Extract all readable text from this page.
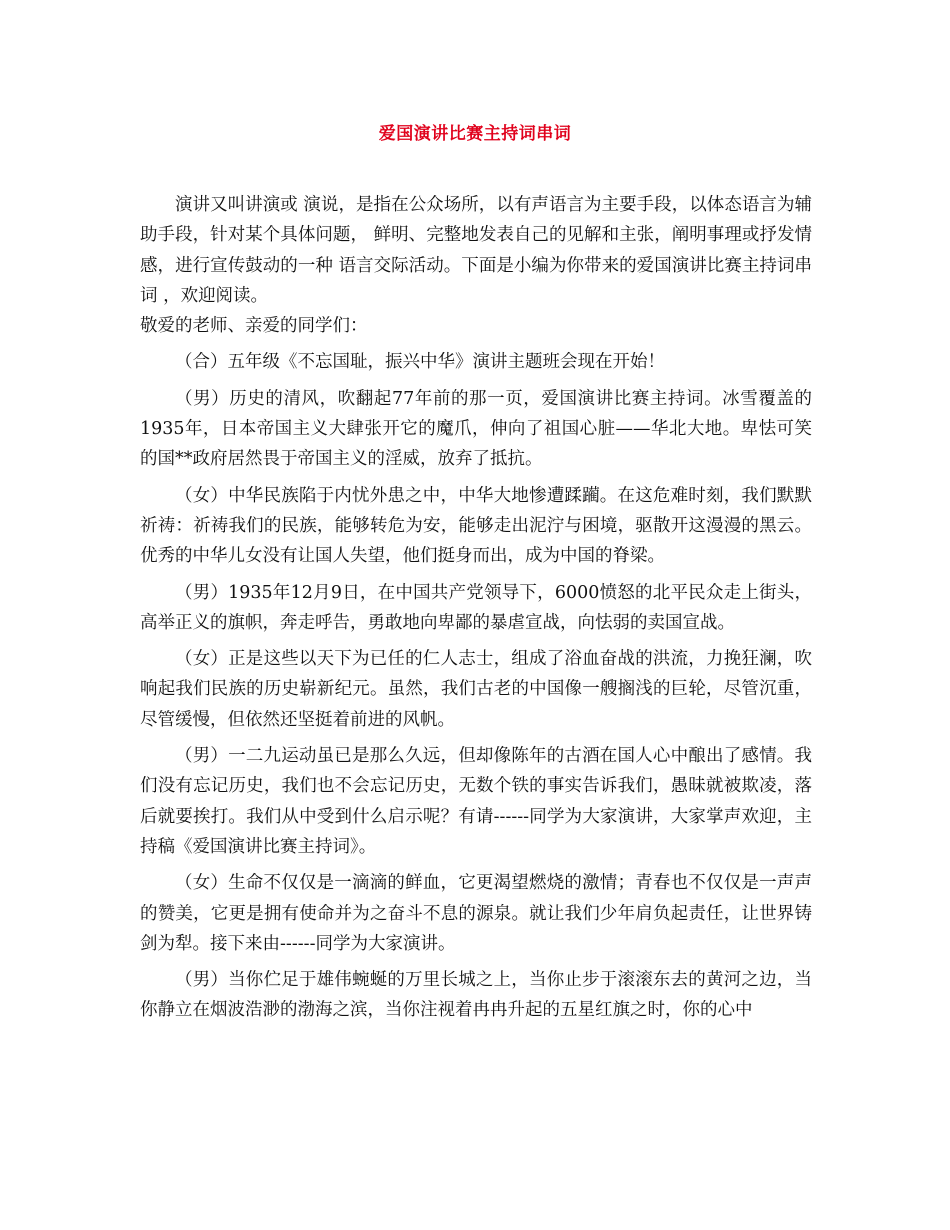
爱国演讲比赛主持词串词

演讲又叫讲演或 演说，是指在公众场所，以有声语言为主要手段，以体态语言为辅助手段，针对某个具体问题， 鲜明、完整地发表自己的见解和主张，阐明事理或抒发情感，进行宣传鼓动的一种 语言交际活动。下面是小编为你带来的爱国演讲比赛主持词串词 ，欢迎阅读。

敬爱的老师、亲爱的同学们：

（合）五年级《不忘国耻，振兴中华》演讲主题班会现在开始！

（男）历史的清风，吹翻起77年前的那一页，爱国演讲比赛主持词。冰雪覆盖的1935年，日本帝国主义大肆张开它的魔爪，伸向了祖国心脏——华北大地。卑怯可笑的国**政府居然畏于帝国主义的淫威，放弃了抵抗。

（女）中华民族陷于内忧外患之中，中华大地惨遭蹂躏。在这危难时刻，我们默默祈祷：祈祷我们的民族，能够转危为安，能够走出泥泞与困境，驱散开这漫漫的黑云。优秀的中华儿女没有让国人失望，他们挺身而出，成为中国的脊梁。

（男）1935年12月9日，在中国共产党领导下，6000愤怒的北平民众走上街头，高举正义的旗帜，奔走呼告，勇敢地向卑鄙的暴虐宣战，向怯弱的卖国宣战。

（女）正是这些以天下为已任的仁人志士，组成了浴血奋战的洪流，力挽狂澜，吹响起我们民族的历史崭新纪元。虽然，我们古老的中国像一艘搁浅的巨轮，尽管沉重，尽管缓慢，但依然还坚挺着前进的风帆。

（男）一二九运动虽已是那么久远，但却像陈年的古酒在国人心中酿出了感情。我们没有忘记历史，我们也不会忘记历史，无数个铁的事实告诉我们，愚昧就被欺凌，落后就要挨打。我们从中受到什么启示呢？有请------同学为大家演讲，大家掌声欢迎，主持稿《爱国演讲比赛主持词》。

（女）生命不仅仅是一滴滴的鲜血，它更渴望燃烧的激情；青春也不仅仅是一声声的赞美，它更是拥有使命并为之奋斗不息的源泉。就让我们少年肩负起责任，让世界铸剑为犁。接下来由------同学为大家演讲。

（男）当你伫足于雄伟蜿蜒的万里长城之上，当你止步于滚滚东去的黄河之边，当你静立在烟波浩渺的渤海之滨，当你注视着冉冉升起的五星红旗之时，你的心中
——
Repeat each entry above word for word, leaving every picture out.

Extract all readable text from this page.
爱国演讲比赛主持词串词

演讲又叫讲演或 演说，是指在公众场所，以有声语言为主要手段，以体态语言为辅助手段，针对某个具体问题， 鲜明、完整地发表自己的见解和主张，阐明事理或抒发情感，进行宣传鼓动的一种 语言交际活动。下面是小编为你带来的爱国演讲比赛主持词串词 ，欢迎阅读。

敬爱的老师、亲爱的同学们：

（合）五年级《不忘国耻，振兴中华》演讲主题班会现在开始！

（男）历史的清风，吹翻起77年前的那一页，爱国演讲比赛主持词。冰雪覆盖的1935年，日本帝国主义大肆张开它的魔爪，伸向了祖国心脏——华北大地。卑怯可笑的国**政府居然畏于帝国主义的淫威，放弃了抵抗。

（女）中华民族陷于内忧外患之中，中华大地惨遭蹂躏。在这危难时刻，我们默默祈祷：祈祷我们的民族，能够转危为安，能够走出泥泞与困境，驱散开这漫漫的黑云。优秀的中华儿女没有让国人失望，他们挺身而出，成为中国的脊梁。

（男）1935年12月9日，在中国共产党领导下，6000愤怒的北平民众走上街头，高举正义的旗帜，奔走呼告，勇敢地向卑鄙的暴虐宣战，向怯弱的卖国宣战。

（女）正是这些以天下为已任的仁人志士，组成了浴血奋战的洪流，力挽狂澜，吹响起我们民族的历史崭新纪元。虽然，我们古老的中国像一艘搁浅的巨轮，尽管沉重，尽管缓慢，但依然还坚挺着前进的风帆。

（男）一二九运动虽已是那么久远，但却像陈年的古酒在国人心中酿出了感情。我们没有忘记历史，我们也不会忘记历史，无数个铁的事实告诉我们，愚昧就被欺凌，落后就要挨打。我们从中受到什么启示呢？有请------同学为大家演讲，大家掌声欢迎，主持稿《爱国演讲比赛主持词》。

（女）生命不仅仅是一滴滴的鲜血，它更渴望燃烧的激情；青春也不仅仅是一声声的赞美，它更是拥有使命并为之奋斗不息的源泉。就让我们少年肩负起责任，让世界铸剑为犁。接下来由------同学为大家演讲。

（男）当你伫足于雄伟蜿蜒的万里长城之上，当你止步于滚滚东去的黄河之边，当你静立在烟波浩渺的渤海之滨，当你注视着冉冉升起的五星红旗之时，你的心中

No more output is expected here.